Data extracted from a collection
╭──
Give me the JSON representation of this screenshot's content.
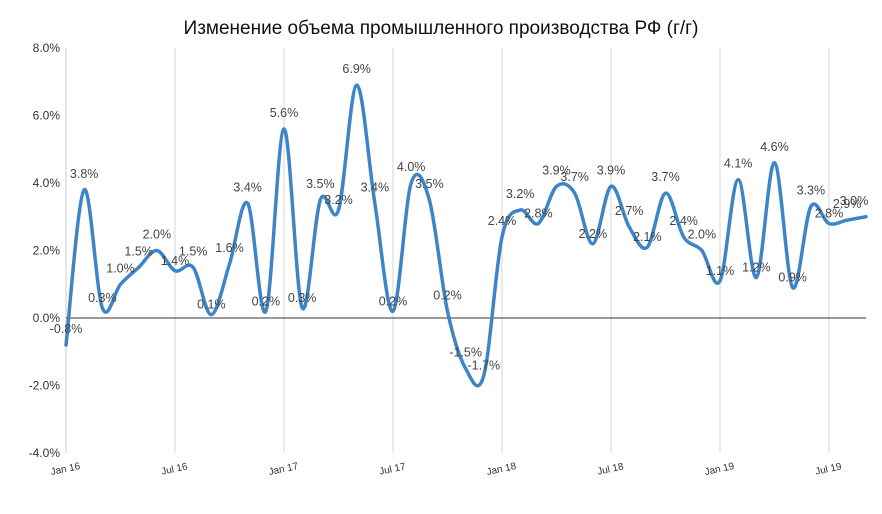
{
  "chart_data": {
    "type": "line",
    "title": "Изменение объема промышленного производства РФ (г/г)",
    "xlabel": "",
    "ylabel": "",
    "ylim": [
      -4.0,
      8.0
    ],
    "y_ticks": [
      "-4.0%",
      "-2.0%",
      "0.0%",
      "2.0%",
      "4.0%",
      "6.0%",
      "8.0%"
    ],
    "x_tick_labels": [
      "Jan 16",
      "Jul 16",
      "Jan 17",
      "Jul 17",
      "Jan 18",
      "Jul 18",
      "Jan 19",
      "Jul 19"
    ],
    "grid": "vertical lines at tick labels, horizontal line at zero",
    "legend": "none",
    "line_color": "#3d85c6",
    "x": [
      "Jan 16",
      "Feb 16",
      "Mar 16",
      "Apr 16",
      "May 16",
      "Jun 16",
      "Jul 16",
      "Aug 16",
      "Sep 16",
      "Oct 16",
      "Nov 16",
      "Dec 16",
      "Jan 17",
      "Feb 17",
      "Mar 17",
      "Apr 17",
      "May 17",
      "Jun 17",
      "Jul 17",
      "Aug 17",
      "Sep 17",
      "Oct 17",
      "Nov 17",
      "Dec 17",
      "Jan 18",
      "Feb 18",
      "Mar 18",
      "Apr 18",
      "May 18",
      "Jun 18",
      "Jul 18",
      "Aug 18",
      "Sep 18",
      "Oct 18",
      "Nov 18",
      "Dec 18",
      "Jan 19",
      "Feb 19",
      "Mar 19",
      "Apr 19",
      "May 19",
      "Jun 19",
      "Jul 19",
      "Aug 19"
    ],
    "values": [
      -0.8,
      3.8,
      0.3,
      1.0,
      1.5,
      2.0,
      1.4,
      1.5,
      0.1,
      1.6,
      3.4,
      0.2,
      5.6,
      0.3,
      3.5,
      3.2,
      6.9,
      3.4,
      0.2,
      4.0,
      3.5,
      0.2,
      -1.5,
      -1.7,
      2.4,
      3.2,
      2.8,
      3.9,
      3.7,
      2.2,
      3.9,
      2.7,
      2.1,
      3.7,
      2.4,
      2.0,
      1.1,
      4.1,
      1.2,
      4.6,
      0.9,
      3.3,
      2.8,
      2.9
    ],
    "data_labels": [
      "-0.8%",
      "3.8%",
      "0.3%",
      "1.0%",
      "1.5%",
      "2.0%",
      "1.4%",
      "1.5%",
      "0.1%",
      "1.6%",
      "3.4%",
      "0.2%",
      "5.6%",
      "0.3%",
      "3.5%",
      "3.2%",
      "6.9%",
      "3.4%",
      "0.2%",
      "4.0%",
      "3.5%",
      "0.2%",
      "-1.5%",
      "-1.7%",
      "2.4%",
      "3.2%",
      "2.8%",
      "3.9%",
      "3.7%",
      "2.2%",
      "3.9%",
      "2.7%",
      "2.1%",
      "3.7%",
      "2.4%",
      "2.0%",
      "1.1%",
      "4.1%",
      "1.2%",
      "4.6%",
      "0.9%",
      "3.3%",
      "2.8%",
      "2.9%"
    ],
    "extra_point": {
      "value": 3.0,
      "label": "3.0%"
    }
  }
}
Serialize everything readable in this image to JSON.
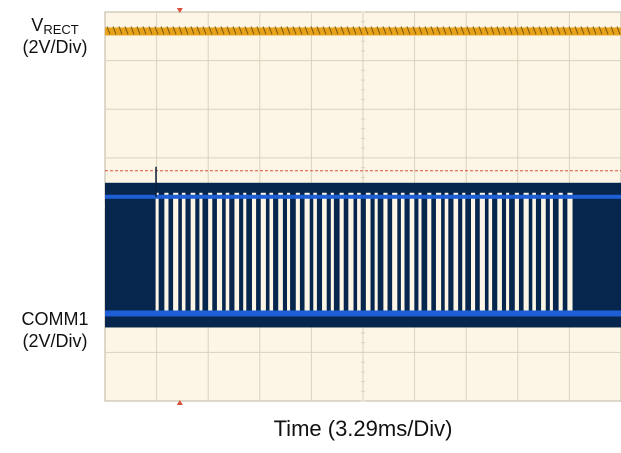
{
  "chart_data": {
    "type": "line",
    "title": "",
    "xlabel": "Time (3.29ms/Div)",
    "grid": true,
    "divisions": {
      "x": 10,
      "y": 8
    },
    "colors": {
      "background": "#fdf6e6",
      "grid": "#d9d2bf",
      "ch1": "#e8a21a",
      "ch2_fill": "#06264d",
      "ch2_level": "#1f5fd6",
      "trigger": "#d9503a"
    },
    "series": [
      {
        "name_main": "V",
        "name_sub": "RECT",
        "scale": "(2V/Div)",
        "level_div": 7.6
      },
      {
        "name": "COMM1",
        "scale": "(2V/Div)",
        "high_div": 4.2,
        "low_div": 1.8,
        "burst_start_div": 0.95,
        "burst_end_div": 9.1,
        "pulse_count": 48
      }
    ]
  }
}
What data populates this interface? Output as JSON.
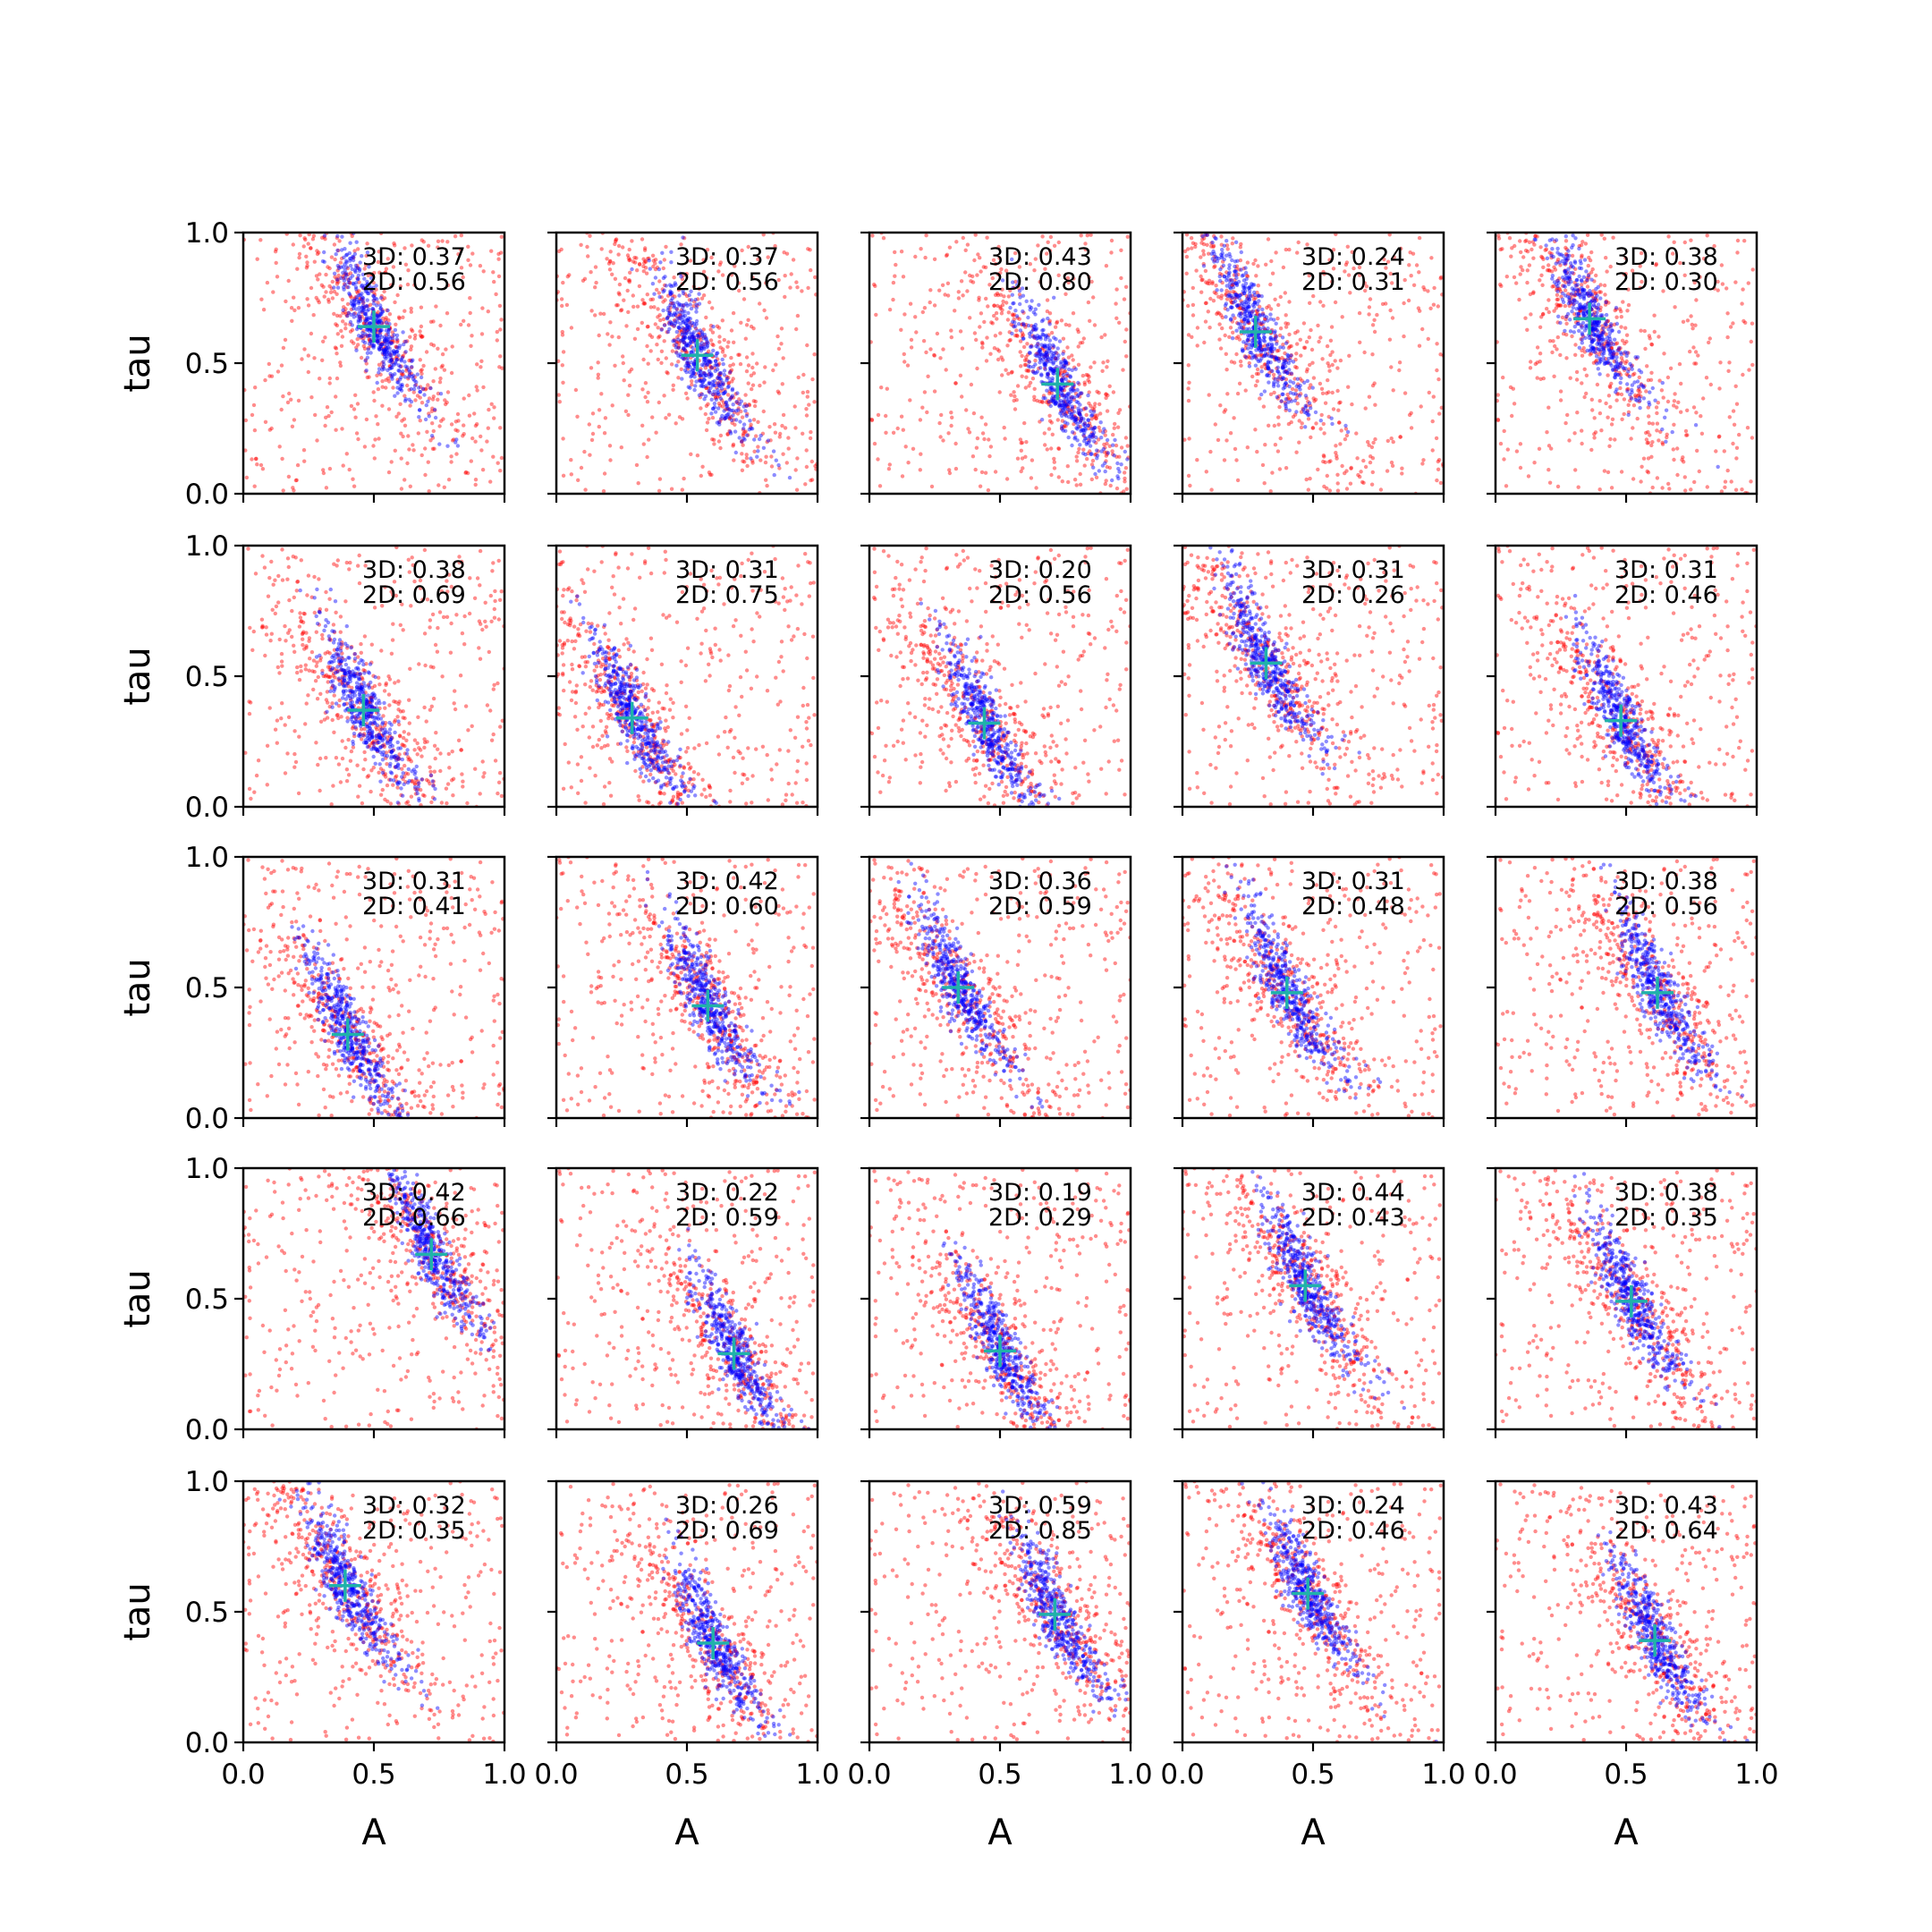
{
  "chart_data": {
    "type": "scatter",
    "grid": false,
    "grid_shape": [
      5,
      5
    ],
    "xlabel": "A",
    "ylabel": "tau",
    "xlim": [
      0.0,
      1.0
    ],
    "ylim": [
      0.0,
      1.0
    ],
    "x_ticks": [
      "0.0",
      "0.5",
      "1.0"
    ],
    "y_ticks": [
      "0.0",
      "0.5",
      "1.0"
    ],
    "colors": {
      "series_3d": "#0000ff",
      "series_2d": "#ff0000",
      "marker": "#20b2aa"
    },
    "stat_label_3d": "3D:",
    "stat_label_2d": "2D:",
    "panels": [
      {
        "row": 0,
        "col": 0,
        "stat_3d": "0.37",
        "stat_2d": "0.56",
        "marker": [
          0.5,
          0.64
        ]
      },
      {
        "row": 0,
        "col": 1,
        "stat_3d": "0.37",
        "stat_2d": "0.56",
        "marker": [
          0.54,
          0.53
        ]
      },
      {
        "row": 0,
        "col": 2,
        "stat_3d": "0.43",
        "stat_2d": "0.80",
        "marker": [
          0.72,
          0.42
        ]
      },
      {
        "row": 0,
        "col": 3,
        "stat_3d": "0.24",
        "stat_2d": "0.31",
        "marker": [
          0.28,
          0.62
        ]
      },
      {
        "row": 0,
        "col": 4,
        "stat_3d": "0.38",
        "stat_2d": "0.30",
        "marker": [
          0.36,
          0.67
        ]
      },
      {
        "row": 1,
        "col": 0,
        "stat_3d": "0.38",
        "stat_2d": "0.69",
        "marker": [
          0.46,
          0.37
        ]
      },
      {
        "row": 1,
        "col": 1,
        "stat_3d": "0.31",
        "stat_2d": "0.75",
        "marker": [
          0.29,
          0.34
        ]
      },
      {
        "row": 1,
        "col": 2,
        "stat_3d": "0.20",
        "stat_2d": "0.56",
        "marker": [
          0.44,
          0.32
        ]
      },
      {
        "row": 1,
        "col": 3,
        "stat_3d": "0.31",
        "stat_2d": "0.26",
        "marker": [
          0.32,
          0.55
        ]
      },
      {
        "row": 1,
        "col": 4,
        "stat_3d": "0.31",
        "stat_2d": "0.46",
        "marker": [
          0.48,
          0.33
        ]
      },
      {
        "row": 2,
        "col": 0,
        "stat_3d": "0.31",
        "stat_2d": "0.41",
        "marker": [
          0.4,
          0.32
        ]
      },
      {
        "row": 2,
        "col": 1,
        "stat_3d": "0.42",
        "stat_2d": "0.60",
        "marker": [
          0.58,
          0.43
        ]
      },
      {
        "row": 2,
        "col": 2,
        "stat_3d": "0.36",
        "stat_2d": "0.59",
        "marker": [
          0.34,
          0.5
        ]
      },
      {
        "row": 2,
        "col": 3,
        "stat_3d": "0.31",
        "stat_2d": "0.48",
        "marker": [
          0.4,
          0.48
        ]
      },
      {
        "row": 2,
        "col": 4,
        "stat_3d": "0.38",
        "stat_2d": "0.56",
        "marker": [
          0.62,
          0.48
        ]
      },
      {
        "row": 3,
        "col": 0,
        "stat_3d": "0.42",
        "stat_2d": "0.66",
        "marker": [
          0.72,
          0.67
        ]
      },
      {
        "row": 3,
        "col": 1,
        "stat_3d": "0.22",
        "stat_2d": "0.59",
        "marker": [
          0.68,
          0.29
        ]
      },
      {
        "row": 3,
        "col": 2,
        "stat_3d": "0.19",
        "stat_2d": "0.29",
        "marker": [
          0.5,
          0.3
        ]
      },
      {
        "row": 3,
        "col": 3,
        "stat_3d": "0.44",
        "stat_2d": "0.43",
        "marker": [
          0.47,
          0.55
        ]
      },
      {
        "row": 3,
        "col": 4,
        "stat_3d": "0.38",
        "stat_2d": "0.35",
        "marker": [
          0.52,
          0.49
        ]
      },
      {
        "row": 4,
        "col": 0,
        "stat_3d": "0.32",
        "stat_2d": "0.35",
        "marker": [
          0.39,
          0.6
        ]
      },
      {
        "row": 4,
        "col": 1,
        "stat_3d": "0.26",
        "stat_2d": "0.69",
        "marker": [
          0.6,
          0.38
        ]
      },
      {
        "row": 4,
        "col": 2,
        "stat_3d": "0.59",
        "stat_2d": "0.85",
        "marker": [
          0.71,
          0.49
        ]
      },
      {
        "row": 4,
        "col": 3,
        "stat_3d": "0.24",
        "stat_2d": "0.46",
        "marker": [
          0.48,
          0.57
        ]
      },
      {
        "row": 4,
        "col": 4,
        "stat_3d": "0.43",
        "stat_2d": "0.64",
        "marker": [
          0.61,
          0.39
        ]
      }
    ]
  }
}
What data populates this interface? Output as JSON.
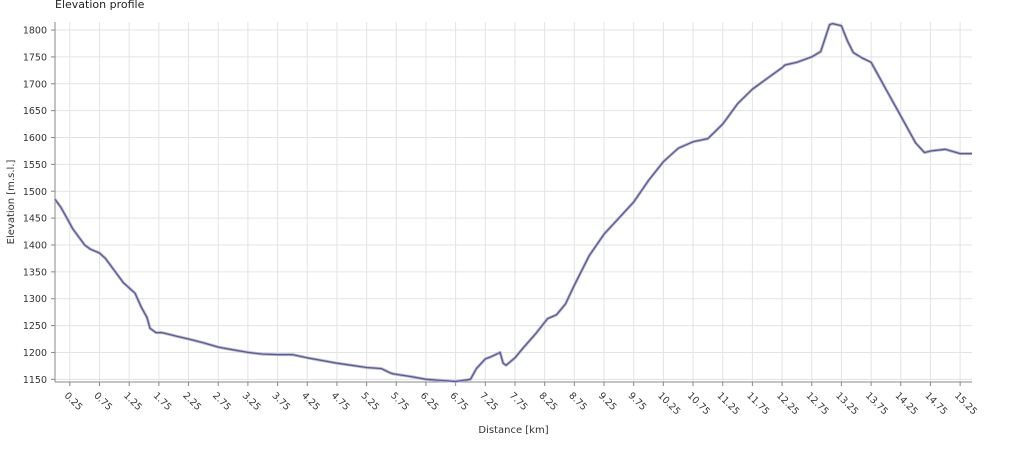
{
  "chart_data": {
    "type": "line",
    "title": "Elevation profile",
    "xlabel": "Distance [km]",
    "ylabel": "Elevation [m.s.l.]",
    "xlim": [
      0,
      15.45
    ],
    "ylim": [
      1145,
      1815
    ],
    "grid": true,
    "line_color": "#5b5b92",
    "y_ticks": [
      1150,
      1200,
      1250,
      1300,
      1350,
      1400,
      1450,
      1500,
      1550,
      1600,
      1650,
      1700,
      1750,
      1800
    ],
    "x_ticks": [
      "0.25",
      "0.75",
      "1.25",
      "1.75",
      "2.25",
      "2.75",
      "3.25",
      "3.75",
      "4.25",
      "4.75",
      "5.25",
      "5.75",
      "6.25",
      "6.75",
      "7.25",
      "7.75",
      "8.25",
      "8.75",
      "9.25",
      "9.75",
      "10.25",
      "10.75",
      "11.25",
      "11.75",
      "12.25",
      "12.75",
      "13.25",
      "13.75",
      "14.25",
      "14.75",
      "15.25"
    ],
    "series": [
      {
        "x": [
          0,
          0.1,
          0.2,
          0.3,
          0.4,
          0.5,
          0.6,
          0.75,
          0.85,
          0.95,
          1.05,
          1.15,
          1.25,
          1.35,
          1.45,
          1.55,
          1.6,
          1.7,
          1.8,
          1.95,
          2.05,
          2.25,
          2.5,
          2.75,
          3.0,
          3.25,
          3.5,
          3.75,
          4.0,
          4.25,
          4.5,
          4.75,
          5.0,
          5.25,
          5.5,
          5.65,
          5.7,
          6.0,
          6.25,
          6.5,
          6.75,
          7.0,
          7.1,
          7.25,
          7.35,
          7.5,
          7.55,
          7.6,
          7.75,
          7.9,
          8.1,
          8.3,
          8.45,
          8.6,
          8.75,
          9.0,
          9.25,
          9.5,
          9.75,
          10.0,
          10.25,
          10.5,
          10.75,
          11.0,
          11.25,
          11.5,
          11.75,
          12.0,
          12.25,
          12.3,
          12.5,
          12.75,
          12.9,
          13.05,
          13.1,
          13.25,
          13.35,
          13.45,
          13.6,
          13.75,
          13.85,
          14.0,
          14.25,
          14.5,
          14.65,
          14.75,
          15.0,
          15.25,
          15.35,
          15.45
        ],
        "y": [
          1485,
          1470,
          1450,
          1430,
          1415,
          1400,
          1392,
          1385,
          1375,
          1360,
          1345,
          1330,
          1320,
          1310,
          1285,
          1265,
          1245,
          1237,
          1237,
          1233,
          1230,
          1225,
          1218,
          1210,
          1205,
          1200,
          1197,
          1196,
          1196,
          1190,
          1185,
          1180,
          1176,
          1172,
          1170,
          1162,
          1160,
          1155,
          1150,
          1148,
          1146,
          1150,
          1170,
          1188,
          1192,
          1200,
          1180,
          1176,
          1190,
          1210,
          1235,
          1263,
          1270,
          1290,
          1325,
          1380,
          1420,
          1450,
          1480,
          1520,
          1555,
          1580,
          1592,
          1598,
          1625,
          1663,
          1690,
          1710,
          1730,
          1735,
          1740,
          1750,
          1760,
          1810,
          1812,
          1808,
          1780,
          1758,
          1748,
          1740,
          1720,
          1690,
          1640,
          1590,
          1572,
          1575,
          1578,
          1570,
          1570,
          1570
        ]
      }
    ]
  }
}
╰──
Copy each line of the listing that contains the string "this".

§ RESPONSE TO THE EXERCISE
Give me the JSON representation of this screenshot's content.
Serialize everything readable in this image to JSON.
What data populates this interface? Output as JSON.
What data populates this interface? Output as JSON.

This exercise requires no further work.